**What you are asked to do:** In the listing that follows, how many lines contain the string "soaps"? Provide only the number.

**Dataset excerpts:**

──────────────────────────────

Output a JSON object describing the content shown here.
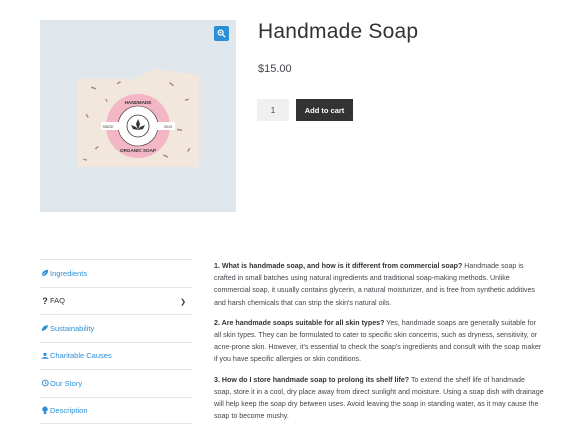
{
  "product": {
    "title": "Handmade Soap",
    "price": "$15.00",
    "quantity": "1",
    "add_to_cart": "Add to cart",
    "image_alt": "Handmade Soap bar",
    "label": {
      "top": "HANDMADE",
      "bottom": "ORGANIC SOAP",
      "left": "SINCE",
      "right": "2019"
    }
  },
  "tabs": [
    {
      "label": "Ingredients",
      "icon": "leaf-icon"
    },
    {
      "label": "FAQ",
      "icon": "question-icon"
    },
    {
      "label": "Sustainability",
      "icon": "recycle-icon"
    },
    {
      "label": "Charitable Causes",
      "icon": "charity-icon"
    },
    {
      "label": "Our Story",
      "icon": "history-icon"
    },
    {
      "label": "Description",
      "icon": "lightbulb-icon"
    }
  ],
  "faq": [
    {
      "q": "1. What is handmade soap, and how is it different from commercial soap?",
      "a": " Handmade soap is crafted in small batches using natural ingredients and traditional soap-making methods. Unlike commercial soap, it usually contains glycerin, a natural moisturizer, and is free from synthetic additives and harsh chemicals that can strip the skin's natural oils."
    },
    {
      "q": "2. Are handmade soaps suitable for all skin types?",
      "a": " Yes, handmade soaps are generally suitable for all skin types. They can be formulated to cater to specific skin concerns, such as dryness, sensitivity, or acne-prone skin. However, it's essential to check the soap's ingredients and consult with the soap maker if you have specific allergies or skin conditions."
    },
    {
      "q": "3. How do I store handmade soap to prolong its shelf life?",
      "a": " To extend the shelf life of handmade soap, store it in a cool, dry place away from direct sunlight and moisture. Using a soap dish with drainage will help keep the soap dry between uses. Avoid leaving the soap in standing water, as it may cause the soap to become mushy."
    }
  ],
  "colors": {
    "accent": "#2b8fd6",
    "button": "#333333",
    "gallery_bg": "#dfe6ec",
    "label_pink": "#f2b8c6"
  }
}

──────────────────────────────

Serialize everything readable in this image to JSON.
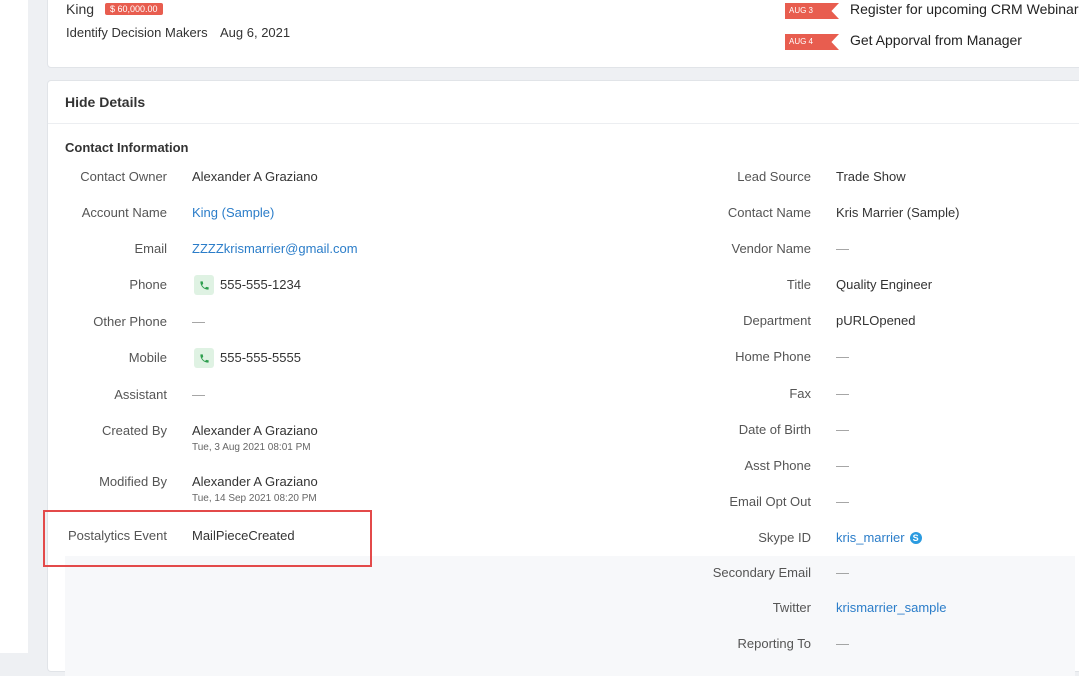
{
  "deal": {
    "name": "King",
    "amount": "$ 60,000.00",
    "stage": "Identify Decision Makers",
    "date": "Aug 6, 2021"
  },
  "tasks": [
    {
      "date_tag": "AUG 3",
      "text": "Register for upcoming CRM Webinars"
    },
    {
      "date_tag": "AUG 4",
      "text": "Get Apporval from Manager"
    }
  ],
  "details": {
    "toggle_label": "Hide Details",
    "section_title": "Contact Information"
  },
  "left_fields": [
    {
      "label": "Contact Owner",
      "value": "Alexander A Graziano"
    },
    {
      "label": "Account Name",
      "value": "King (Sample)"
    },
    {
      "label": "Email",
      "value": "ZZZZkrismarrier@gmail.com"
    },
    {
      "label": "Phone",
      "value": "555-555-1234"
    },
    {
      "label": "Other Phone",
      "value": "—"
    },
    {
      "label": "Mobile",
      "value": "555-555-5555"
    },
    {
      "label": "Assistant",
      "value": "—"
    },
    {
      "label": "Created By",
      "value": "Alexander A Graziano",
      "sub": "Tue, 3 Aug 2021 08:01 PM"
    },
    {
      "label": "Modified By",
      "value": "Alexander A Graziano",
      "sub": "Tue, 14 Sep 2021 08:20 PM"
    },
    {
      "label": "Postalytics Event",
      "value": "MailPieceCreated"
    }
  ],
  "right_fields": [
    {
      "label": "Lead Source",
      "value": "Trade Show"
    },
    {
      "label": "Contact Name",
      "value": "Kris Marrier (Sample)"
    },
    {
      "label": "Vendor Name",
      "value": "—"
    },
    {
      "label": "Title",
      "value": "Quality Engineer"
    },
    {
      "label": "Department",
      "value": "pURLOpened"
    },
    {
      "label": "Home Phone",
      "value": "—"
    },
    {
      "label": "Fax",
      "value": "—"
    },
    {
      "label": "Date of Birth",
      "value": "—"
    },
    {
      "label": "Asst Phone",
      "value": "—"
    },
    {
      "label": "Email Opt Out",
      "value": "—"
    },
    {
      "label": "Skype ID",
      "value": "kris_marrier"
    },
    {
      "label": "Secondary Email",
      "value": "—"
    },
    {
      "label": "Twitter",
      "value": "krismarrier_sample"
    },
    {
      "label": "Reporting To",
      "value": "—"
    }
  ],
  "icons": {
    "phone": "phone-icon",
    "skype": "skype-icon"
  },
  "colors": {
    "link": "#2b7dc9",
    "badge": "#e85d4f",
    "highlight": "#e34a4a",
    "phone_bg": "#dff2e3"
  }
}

──────────────────────────────

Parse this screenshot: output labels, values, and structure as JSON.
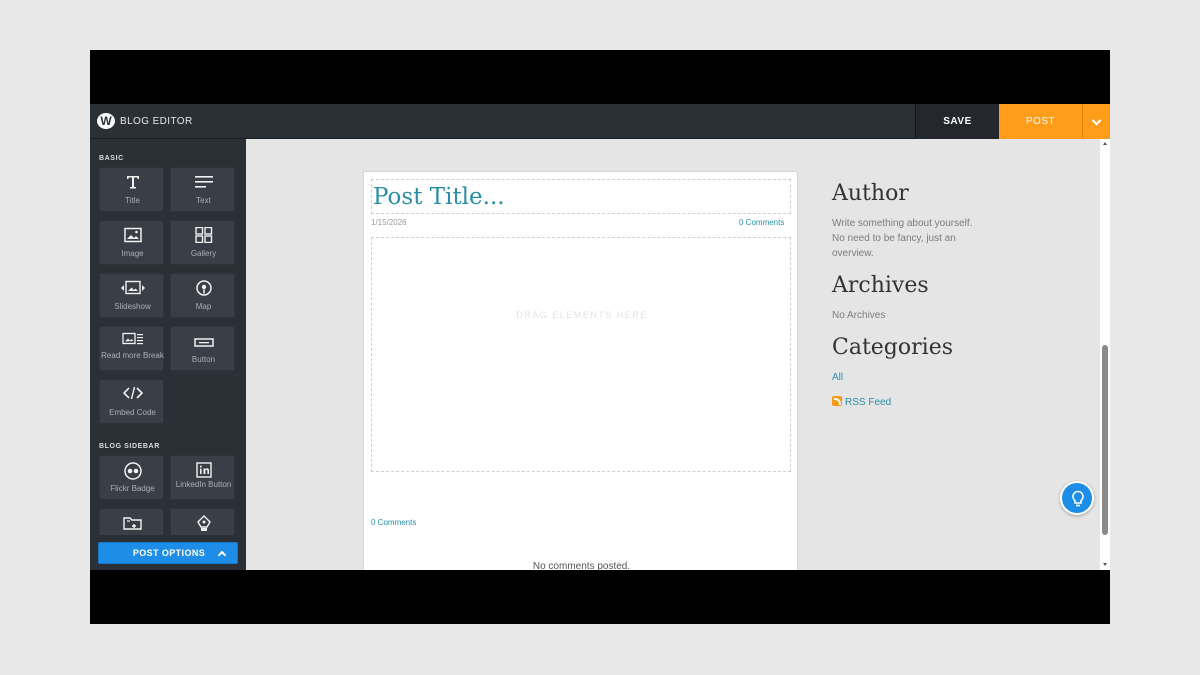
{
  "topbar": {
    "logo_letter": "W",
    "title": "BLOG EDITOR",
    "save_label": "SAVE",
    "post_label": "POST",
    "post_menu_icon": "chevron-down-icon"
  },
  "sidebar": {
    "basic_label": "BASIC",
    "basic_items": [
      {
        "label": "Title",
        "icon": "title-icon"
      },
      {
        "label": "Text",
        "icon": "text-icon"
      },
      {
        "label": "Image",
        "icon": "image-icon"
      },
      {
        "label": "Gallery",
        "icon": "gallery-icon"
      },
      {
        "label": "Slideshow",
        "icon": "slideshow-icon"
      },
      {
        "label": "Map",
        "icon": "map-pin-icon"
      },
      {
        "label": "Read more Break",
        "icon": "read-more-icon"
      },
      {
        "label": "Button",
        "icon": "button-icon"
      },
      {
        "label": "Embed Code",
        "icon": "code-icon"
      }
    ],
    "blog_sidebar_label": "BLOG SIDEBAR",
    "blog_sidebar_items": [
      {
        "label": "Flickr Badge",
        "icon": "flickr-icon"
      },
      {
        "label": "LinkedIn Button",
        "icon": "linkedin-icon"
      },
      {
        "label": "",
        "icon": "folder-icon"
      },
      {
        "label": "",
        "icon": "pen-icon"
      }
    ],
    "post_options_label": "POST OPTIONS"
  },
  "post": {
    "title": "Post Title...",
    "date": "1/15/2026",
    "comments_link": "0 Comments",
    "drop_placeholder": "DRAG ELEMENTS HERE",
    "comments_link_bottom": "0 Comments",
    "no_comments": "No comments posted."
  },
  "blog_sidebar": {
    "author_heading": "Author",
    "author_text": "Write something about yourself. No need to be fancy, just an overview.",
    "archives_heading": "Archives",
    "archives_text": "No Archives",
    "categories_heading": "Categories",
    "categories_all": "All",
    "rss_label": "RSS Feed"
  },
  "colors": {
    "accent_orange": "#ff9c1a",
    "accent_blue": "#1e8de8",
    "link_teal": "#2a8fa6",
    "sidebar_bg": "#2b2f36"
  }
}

──────────────────────────────

**Worked solution:** 2